Filter the data for lines with the word "球间牙本质", then copy every line so identified.

__Some records__

** Begin **

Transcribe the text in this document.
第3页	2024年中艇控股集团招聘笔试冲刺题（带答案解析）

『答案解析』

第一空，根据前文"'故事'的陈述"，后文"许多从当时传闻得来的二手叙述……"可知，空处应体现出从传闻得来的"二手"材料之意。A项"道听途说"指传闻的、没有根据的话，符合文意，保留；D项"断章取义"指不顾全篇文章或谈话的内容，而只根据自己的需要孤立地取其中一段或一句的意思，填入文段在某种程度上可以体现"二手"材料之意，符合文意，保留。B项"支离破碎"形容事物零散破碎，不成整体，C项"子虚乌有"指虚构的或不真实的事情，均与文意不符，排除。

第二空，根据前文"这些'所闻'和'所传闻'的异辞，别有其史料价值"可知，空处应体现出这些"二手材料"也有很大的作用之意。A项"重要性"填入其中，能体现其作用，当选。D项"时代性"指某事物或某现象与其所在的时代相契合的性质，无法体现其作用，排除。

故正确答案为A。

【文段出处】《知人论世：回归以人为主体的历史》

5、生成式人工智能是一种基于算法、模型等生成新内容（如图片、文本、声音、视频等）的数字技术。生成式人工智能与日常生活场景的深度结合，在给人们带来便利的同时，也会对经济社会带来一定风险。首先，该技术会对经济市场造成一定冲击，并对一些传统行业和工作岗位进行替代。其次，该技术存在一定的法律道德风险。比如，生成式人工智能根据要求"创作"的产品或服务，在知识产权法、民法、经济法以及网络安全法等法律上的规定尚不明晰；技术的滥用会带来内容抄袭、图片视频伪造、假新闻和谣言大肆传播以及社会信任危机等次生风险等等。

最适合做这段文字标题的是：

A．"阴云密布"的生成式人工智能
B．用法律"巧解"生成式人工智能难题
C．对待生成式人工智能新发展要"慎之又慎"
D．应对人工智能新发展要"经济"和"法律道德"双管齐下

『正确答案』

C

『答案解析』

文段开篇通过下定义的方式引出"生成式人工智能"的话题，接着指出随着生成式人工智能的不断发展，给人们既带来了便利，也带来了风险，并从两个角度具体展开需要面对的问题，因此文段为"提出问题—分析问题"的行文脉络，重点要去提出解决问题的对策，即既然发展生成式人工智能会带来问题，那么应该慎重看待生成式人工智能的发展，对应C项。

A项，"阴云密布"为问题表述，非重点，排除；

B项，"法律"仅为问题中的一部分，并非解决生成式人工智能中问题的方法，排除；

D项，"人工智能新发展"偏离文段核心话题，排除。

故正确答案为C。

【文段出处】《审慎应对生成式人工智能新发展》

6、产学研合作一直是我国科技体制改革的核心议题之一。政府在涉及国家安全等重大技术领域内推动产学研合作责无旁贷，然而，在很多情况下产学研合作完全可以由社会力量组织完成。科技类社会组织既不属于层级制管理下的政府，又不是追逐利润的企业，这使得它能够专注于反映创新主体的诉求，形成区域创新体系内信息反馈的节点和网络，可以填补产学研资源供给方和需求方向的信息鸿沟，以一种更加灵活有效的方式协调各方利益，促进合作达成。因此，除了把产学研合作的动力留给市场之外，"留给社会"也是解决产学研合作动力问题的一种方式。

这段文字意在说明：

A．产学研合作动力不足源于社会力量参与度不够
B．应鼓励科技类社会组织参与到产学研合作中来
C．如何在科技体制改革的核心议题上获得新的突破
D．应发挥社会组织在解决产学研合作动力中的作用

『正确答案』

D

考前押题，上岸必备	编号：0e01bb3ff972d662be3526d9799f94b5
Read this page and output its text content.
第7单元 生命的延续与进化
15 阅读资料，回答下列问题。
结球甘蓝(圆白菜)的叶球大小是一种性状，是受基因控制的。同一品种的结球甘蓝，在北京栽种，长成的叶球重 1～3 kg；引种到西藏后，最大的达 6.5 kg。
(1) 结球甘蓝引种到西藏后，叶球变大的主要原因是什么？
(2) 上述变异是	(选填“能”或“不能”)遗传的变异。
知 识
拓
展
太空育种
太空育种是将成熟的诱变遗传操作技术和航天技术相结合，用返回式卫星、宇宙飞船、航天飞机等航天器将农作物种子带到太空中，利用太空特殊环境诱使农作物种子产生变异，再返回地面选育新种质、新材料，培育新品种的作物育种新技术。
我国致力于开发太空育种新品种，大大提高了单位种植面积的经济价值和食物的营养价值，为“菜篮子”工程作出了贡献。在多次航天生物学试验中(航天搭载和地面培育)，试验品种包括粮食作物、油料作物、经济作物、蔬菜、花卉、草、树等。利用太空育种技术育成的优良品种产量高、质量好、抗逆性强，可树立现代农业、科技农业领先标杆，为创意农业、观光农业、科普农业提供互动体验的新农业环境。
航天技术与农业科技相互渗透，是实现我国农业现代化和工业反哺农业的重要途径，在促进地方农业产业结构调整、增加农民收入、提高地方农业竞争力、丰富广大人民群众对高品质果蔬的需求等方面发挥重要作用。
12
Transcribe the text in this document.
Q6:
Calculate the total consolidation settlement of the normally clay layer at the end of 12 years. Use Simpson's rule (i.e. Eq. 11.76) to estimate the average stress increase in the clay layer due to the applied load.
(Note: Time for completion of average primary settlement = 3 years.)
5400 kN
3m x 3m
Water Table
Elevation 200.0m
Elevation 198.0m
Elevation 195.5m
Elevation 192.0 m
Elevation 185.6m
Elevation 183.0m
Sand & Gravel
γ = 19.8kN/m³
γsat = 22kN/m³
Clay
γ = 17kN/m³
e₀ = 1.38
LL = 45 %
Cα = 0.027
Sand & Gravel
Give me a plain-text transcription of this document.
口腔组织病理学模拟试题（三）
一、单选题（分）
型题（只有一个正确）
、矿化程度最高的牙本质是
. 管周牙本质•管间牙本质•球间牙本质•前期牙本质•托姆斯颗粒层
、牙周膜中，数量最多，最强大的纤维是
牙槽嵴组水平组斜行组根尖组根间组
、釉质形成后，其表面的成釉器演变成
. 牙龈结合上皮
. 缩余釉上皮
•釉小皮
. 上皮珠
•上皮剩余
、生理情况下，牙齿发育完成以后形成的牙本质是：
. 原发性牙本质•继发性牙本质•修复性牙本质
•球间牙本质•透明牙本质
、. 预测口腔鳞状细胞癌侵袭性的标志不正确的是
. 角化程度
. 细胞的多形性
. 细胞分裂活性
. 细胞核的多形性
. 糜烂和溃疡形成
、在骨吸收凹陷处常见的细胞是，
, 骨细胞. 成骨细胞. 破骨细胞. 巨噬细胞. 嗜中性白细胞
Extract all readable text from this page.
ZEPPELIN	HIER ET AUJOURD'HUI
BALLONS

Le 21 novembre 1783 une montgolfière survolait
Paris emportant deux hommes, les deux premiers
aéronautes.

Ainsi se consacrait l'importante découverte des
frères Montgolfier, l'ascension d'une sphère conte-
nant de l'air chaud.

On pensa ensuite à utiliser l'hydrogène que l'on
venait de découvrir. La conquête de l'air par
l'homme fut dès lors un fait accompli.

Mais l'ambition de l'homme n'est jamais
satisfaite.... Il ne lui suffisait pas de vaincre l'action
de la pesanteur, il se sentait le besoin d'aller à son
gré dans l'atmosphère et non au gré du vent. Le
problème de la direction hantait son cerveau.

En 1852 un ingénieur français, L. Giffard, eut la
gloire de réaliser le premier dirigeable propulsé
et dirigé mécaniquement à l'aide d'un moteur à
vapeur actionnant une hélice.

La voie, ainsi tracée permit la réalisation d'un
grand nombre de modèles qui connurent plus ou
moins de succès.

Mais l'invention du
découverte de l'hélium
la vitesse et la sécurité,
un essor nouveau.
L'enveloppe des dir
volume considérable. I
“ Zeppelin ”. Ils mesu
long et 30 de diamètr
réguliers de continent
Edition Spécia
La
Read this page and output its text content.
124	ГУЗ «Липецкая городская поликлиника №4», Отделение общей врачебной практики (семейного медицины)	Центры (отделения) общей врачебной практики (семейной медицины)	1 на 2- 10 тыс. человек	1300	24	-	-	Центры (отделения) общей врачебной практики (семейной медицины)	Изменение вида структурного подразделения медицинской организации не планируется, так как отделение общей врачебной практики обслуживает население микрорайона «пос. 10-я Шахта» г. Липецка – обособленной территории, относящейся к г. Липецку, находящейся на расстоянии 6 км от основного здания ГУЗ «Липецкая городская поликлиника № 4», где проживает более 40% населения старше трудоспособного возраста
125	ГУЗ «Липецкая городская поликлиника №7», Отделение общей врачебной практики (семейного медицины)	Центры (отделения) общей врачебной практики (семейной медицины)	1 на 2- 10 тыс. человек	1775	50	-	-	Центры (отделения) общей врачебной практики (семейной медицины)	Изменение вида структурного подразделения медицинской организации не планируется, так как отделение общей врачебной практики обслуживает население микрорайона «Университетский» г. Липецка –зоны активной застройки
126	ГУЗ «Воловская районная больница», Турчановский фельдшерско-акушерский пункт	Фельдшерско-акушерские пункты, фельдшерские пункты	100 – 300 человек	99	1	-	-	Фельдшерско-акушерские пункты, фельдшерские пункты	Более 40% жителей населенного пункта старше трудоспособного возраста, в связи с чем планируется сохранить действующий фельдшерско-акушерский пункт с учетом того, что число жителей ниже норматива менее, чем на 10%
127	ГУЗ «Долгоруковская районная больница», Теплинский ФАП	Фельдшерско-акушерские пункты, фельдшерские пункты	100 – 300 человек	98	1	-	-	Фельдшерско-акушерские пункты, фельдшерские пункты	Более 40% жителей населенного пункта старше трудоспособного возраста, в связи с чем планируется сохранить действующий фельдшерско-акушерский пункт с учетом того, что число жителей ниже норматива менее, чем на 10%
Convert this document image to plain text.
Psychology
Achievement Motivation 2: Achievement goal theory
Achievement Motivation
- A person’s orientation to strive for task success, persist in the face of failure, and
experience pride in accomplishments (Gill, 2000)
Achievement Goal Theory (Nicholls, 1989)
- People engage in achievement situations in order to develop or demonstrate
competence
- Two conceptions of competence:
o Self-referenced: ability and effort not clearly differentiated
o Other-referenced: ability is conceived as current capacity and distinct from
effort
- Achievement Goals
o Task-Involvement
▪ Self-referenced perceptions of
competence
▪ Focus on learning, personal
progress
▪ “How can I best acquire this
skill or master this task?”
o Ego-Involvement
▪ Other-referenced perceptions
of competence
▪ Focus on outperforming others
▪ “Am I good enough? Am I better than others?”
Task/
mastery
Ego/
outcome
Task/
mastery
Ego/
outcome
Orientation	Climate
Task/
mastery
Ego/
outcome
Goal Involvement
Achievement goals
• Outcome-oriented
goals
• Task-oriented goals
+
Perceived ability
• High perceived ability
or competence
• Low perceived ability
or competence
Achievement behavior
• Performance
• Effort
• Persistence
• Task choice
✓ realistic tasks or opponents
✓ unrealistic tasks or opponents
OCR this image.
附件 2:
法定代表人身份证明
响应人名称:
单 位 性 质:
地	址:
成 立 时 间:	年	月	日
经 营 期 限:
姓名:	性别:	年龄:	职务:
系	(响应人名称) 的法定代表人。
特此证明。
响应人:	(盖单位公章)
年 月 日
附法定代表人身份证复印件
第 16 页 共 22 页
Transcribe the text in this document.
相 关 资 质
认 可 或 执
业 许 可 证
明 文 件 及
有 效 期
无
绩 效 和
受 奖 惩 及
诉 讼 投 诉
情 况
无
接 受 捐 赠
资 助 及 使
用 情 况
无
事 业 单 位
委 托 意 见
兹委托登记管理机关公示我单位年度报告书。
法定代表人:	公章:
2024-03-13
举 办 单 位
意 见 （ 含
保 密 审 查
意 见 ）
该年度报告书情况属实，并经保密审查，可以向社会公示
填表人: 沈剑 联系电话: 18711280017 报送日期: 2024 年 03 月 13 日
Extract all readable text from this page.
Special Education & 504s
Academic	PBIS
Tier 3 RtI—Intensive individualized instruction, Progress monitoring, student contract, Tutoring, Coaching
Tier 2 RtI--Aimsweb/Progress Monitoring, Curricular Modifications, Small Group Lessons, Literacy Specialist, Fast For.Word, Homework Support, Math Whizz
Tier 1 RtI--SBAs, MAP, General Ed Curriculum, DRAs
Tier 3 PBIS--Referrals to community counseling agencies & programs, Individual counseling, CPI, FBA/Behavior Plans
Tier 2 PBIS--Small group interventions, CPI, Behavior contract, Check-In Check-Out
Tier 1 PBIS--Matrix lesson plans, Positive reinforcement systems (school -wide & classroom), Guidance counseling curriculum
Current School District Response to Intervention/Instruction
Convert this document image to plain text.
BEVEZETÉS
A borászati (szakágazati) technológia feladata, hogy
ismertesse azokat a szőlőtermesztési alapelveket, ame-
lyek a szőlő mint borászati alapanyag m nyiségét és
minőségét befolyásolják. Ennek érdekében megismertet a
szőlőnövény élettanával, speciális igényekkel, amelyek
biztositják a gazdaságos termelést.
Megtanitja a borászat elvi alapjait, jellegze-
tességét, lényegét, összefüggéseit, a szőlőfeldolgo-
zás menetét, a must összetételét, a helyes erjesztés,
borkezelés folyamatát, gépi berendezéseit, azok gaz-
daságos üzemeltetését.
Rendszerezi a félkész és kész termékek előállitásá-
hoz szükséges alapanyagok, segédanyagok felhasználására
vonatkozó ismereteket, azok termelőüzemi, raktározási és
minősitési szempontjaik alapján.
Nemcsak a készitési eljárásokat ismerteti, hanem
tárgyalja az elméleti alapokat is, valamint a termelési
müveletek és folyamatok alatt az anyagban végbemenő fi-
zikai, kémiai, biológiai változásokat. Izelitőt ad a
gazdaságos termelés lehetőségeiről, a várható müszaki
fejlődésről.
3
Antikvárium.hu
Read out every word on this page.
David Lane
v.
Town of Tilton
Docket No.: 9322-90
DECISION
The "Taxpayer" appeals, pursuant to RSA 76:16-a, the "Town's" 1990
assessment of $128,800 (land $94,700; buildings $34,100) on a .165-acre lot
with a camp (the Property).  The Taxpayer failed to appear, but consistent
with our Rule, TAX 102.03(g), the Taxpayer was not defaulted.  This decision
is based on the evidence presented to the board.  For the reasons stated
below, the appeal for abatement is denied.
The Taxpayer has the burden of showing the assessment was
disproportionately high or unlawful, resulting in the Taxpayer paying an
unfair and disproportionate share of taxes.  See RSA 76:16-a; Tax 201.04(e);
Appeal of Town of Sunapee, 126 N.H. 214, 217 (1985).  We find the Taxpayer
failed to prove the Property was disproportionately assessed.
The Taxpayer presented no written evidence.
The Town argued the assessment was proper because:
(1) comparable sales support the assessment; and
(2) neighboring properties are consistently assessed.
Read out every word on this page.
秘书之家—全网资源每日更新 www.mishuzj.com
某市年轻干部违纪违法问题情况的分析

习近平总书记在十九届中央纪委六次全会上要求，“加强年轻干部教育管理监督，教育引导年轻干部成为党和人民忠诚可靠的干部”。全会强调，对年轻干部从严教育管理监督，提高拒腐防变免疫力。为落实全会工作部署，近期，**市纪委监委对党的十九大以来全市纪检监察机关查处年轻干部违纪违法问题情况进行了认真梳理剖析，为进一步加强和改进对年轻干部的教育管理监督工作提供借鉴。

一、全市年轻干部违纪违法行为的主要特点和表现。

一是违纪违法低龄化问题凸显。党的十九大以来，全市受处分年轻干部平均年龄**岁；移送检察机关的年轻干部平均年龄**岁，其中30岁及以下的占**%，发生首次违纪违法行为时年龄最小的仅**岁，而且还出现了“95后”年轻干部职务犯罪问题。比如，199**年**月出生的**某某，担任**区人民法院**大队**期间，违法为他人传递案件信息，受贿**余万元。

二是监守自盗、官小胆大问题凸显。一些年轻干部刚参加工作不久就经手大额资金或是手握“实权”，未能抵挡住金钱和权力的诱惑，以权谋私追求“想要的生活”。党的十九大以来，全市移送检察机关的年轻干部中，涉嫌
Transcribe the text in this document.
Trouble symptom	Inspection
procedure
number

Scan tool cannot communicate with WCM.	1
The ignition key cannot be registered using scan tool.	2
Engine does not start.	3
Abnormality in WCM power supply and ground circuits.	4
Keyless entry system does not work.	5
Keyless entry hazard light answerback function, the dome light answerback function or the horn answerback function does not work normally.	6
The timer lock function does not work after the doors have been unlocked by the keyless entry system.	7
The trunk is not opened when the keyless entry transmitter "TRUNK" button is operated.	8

** End **

__Output__
. 管周牙本质•管间牙本质•球间牙本质•前期牙本质•托姆斯颗粒层
•球间牙本质•透明牙本质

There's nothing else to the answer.